• _OBJECTIVE_
Take the data below and repeat it exactly.

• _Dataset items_
============

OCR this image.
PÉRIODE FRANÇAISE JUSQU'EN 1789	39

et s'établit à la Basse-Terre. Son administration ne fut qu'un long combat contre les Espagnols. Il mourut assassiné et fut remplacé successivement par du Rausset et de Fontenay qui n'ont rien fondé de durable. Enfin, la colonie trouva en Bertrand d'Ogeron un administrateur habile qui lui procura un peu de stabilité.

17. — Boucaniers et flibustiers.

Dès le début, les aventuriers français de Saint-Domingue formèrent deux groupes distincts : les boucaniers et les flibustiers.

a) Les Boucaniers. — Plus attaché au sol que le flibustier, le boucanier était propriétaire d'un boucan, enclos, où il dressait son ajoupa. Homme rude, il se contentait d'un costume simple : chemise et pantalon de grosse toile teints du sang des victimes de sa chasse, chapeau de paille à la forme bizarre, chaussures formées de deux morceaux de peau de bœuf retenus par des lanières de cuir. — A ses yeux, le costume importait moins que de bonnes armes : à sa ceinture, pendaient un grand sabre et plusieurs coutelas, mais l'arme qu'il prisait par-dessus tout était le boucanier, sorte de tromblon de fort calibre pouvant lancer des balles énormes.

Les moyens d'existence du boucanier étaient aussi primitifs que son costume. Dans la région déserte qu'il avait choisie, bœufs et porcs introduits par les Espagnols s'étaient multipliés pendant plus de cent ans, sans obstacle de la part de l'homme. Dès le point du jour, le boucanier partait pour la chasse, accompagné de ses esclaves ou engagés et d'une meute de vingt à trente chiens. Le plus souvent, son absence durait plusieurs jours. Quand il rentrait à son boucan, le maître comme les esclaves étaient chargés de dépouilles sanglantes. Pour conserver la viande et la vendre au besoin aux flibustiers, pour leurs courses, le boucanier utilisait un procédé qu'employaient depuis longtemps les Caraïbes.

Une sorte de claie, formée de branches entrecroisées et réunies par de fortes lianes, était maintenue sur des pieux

============

• _THE REPLY_
OCR this image.
PÉRIODE FRANÇAISE JUSQU'EN 1789	39

et s'établit à la Basse-Terre. Son administration ne fut qu'un long combat contre les Espagnols. Il mourut assassiné et fut remplacé successivement par du Rausset et de Fontenay qui n'ont rien fondé de durable. Enfin, la colonie trouva en Bertrand d'Ogeron un administrateur habile qui lui procura un peu de stabilité.

17. — Boucaniers et flibustiers.

Dès le début, les aventuriers français de Saint-Domingue formèrent deux groupes distincts : les boucaniers et les flibustiers.

a) Les Boucaniers. — Plus attaché au sol que le flibustier, le boucanier était propriétaire d'un boucan, enclos, où il dressait son ajoupa. Homme rude, il se contentait d'un costume simple : chemise et pantalon de grosse toile teints du sang des victimes de sa chasse, chapeau de paille à la forme bizarre, chaussures formées de deux morceaux de peau de bœuf retenus par des lanières de cuir. — A ses yeux, le costume importait moins que de bonnes armes : à sa ceinture, pendaient un grand sabre et plusieurs coutelas, mais l'arme qu'il prisait par-dessus tout était le boucanier, sorte de tromblon de fort calibre pouvant lancer des balles énormes.

Les moyens d'existence du boucanier étaient aussi primitifs que son costume. Dans la région déserte qu'il avait choisie, bœufs et porcs introduits par les Espagnols s'étaient multipliés pendant plus de cent ans, sans obstacle de la part de l'homme. Dès le point du jour, le boucanier partait pour la chasse, accompagné de ses esclaves ou engagés et d'une meute de vingt à trente chiens. Le plus souvent, son absence durait plusieurs jours. Quand il rentrait à son boucan, le maître comme les esclaves étaient chargés de dépouilles sanglantes. Pour conserver la viande et la vendre au besoin aux flibustiers, pour leurs courses, le boucanier utilisait un procédé qu'employaient depuis longtemps les Caraïbes.

Une sorte de claie, formée de branches entrecroisées et réunies par de fortes lianes, était maintenue sur des pieux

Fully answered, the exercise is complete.